» **WRITTEN PROBLEM**
All of the records below should be output exactly.

» **DATA PROVIDED**

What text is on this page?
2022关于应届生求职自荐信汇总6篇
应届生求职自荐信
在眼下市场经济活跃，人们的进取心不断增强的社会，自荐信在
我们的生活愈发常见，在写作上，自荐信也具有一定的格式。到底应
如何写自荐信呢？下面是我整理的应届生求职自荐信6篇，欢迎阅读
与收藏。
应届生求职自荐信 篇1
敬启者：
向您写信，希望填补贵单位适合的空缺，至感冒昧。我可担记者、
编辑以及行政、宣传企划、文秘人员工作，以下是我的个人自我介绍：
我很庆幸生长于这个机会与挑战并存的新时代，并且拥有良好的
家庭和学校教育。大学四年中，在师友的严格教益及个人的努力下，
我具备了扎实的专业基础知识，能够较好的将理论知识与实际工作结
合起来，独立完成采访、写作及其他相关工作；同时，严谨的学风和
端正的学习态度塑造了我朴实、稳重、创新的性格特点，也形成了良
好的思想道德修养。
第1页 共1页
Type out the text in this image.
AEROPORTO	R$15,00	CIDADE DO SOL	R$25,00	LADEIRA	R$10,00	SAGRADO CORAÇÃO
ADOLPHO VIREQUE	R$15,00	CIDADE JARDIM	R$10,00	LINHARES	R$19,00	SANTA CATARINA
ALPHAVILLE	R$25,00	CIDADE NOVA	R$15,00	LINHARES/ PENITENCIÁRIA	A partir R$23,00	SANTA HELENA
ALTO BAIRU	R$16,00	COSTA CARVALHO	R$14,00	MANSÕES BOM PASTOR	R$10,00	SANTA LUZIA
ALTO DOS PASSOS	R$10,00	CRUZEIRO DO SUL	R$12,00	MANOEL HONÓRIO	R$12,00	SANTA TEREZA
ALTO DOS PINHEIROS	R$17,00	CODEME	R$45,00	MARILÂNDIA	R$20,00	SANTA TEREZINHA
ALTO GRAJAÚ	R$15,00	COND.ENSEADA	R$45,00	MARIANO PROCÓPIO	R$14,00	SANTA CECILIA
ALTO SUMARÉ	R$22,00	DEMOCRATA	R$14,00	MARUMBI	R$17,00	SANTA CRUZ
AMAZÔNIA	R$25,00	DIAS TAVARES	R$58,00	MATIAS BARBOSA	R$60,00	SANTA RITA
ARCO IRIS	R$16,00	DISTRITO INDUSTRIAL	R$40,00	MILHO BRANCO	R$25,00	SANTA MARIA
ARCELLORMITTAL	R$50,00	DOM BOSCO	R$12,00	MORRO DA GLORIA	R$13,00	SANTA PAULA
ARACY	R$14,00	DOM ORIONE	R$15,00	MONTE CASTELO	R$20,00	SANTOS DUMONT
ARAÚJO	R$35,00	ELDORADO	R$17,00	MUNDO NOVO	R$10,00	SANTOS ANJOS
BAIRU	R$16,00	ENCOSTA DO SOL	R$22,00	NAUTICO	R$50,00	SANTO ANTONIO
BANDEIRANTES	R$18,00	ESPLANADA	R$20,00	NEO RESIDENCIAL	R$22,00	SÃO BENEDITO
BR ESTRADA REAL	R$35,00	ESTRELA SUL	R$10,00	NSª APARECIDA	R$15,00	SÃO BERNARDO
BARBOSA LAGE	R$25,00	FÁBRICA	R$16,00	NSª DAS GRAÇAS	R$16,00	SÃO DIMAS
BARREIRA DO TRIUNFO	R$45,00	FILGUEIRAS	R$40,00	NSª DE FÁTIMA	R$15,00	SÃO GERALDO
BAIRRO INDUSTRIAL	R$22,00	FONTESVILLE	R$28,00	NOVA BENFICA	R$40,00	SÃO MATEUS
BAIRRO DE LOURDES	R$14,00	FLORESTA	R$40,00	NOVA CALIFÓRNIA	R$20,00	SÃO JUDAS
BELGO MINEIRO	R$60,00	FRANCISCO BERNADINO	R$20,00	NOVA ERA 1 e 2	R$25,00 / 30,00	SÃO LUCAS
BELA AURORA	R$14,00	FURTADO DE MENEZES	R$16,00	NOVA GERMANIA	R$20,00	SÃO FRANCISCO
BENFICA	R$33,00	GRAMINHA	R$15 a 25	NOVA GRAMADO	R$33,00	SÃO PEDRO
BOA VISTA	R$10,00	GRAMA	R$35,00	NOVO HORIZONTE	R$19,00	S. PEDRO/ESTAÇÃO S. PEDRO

» **RIGHT ANSWER**
What text is on this page?
2022关于应届生求职自荐信汇总6篇
应届生求职自荐信
在眼下市场经济活跃，人们的进取心不断增强的社会，自荐信在
我们的生活愈发常见，在写作上，自荐信也具有一定的格式。到底应
如何写自荐信呢？下面是我整理的应届生求职自荐信6篇，欢迎阅读
与收藏。
应届生求职自荐信 篇1
敬启者：
向您写信，希望填补贵单位适合的空缺，至感冒昧。我可担记者、
编辑以及行政、宣传企划、文秘人员工作，以下是我的个人自我介绍：
我很庆幸生长于这个机会与挑战并存的新时代，并且拥有良好的
家庭和学校教育。大学四年中，在师友的严格教益及个人的努力下，
我具备了扎实的专业基础知识，能够较好的将理论知识与实际工作结
合起来，独立完成采访、写作及其他相关工作；同时，严谨的学风和
端正的学习态度塑造了我朴实、稳重、创新的性格特点，也形成了良
好的思想道德修养。
第1页 共1页
Type out the text in this image.
AEROPORTO	R$15,00	CIDADE DO SOL	R$25,00	LADEIRA	R$10,00	SAGRADO CORAÇÃO
ADOLPHO VIREQUE	R$15,00	CIDADE JARDIM	R$10,00	LINHARES	R$19,00	SANTA CATARINA
ALPHAVILLE	R$25,00	CIDADE NOVA	R$15,00	LINHARES/ PENITENCIÁRIA	A partir R$23,00	SANTA HELENA
ALTO BAIRU	R$16,00	COSTA CARVALHO	R$14,00	MANSÕES BOM PASTOR	R$10,00	SANTA LUZIA
ALTO DOS PASSOS	R$10,00	CRUZEIRO DO SUL	R$12,00	MANOEL HONÓRIO	R$12,00	SANTA TEREZA
ALTO DOS PINHEIROS	R$17,00	CODEME	R$45,00	MARILÂNDIA	R$20,00	SANTA TEREZINHA
ALTO GRAJAÚ	R$15,00	COND.ENSEADA	R$45,00	MARIANO PROCÓPIO	R$14,00	SANTA CECILIA
ALTO SUMARÉ	R$22,00	DEMOCRATA	R$14,00	MARUMBI	R$17,00	SANTA CRUZ
AMAZÔNIA	R$25,00	DIAS TAVARES	R$58,00	MATIAS BARBOSA	R$60,00	SANTA RITA
ARCO IRIS	R$16,00	DISTRITO INDUSTRIAL	R$40,00	MILHO BRANCO	R$25,00	SANTA MARIA
ARCELLORMITTAL	R$50,00	DOM BOSCO	R$12,00	MORRO DA GLORIA	R$13,00	SANTA PAULA
ARACY	R$14,00	DOM ORIONE	R$15,00	MONTE CASTELO	R$20,00	SANTOS DUMONT
ARAÚJO	R$35,00	ELDORADO	R$17,00	MUNDO NOVO	R$10,00	SANTOS ANJOS
BAIRU	R$16,00	ENCOSTA DO SOL	R$22,00	NAUTICO	R$50,00	SANTO ANTONIO
BANDEIRANTES	R$18,00	ESPLANADA	R$20,00	NEO RESIDENCIAL	R$22,00	SÃO BENEDITO
BR ESTRADA REAL	R$35,00	ESTRELA SUL	R$10,00	NSª APARECIDA	R$15,00	SÃO BERNARDO
BARBOSA LAGE	R$25,00	FÁBRICA	R$16,00	NSª DAS GRAÇAS	R$16,00	SÃO DIMAS
BARREIRA DO TRIUNFO	R$45,00	FILGUEIRAS	R$40,00	NSª DE FÁTIMA	R$15,00	SÃO GERALDO
BAIRRO INDUSTRIAL	R$22,00	FONTESVILLE	R$28,00	NOVA BENFICA	R$40,00	SÃO MATEUS
BAIRRO DE LOURDES	R$14,00	FLORESTA	R$40,00	NOVA CALIFÓRNIA	R$20,00	SÃO JUDAS
BELGO MINEIRO	R$60,00	FRANCISCO BERNADINO	R$20,00	NOVA ERA 1 e 2	R$25,00 / 30,00	SÃO LUCAS
BELA AURORA	R$14,00	FURTADO DE MENEZES	R$16,00	NOVA GERMANIA	R$20,00	SÃO FRANCISCO
BENFICA	R$33,00	GRAMINHA	R$15 a 25	NOVA GRAMADO	R$33,00	SÃO PEDRO
BOA VISTA	R$10,00	GRAMA	R$35,00	NOVO HORIZONTE	R$19,00	S. PEDRO/ESTAÇÃO S. PEDRO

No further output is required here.